» GOAL:
Read the records and gather each line that includes "Plate".

[Collected data]

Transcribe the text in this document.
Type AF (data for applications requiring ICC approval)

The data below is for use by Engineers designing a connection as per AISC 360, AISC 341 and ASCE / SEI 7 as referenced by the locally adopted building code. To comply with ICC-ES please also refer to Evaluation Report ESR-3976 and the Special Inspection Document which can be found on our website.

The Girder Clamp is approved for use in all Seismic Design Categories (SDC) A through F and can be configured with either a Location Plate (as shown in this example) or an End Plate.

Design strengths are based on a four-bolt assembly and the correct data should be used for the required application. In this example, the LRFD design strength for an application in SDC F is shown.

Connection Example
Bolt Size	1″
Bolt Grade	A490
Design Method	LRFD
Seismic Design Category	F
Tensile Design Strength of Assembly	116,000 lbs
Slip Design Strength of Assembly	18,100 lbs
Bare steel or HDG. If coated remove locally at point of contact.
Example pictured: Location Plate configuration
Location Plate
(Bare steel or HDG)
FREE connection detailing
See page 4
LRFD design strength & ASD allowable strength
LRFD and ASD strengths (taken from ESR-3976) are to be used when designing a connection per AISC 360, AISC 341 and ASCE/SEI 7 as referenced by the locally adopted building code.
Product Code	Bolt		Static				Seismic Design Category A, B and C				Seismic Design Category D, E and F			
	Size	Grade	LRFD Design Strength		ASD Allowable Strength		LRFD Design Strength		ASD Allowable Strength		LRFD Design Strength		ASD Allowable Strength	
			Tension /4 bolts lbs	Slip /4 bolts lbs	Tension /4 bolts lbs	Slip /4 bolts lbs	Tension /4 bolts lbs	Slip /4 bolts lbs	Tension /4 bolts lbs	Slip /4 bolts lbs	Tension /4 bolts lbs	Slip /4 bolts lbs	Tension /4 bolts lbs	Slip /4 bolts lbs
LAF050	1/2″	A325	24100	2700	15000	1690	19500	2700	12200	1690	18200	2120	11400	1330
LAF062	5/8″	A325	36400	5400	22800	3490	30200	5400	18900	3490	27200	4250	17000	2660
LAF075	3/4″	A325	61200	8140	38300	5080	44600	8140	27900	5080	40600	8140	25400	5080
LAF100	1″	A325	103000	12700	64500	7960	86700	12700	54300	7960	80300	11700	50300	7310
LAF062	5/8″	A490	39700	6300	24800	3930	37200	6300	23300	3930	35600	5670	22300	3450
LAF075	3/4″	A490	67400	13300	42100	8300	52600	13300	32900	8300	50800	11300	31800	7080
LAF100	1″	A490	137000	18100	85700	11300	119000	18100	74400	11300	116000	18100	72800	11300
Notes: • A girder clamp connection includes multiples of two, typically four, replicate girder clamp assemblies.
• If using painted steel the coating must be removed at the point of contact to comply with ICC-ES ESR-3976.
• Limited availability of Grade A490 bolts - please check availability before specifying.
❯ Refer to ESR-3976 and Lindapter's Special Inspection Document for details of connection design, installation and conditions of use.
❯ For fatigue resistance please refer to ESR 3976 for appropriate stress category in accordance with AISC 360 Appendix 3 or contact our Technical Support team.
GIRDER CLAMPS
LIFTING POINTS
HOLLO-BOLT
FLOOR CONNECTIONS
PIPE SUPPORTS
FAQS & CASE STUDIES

--

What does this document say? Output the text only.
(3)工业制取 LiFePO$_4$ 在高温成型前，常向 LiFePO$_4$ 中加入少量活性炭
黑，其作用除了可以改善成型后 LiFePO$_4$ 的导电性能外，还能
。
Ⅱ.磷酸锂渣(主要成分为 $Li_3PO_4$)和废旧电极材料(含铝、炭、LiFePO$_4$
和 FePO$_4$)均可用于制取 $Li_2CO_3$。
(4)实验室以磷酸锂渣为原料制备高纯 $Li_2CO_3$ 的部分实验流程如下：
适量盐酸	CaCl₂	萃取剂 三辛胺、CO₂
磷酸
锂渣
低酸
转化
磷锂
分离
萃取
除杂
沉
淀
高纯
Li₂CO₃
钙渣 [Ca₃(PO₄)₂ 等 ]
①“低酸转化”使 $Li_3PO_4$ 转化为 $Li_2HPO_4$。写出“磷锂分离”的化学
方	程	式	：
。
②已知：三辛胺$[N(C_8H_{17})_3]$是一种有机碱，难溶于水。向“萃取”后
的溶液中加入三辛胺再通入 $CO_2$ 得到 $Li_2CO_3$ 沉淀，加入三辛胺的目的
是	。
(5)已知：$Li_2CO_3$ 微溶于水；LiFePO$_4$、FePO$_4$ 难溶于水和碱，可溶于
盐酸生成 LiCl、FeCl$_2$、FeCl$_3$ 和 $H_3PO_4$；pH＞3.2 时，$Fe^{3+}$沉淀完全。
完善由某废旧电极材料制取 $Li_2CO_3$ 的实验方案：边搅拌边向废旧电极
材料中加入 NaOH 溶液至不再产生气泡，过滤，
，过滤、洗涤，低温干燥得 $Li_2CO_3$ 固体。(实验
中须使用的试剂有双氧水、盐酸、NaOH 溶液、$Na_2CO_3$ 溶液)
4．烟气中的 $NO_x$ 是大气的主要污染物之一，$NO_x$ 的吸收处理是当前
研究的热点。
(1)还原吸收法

==

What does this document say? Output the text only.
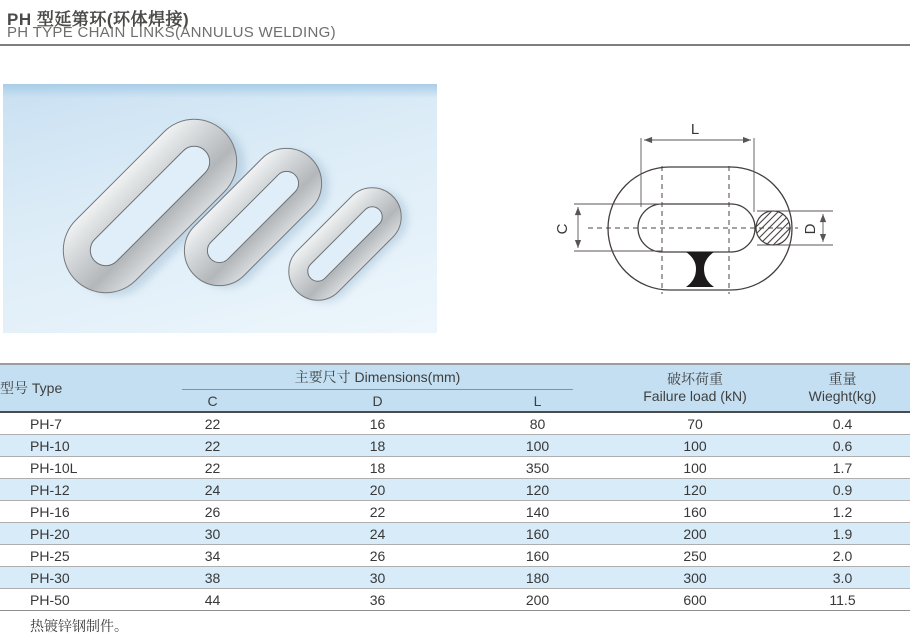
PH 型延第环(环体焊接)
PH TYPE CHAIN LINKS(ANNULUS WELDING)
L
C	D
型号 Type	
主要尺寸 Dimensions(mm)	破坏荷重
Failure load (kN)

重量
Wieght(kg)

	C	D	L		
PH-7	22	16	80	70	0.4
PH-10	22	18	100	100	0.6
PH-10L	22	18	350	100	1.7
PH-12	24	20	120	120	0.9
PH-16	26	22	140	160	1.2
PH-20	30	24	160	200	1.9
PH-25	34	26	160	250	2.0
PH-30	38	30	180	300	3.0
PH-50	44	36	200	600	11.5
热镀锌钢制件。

» WORKED SOLUTION:
The Girder Clamp is approved for use in all Seismic Design Categories (SDC) A through F and can be configured with either a Location Plate (as shown in this example) or an End Plate.
Example pictured: Location Plate configuration
Location Plate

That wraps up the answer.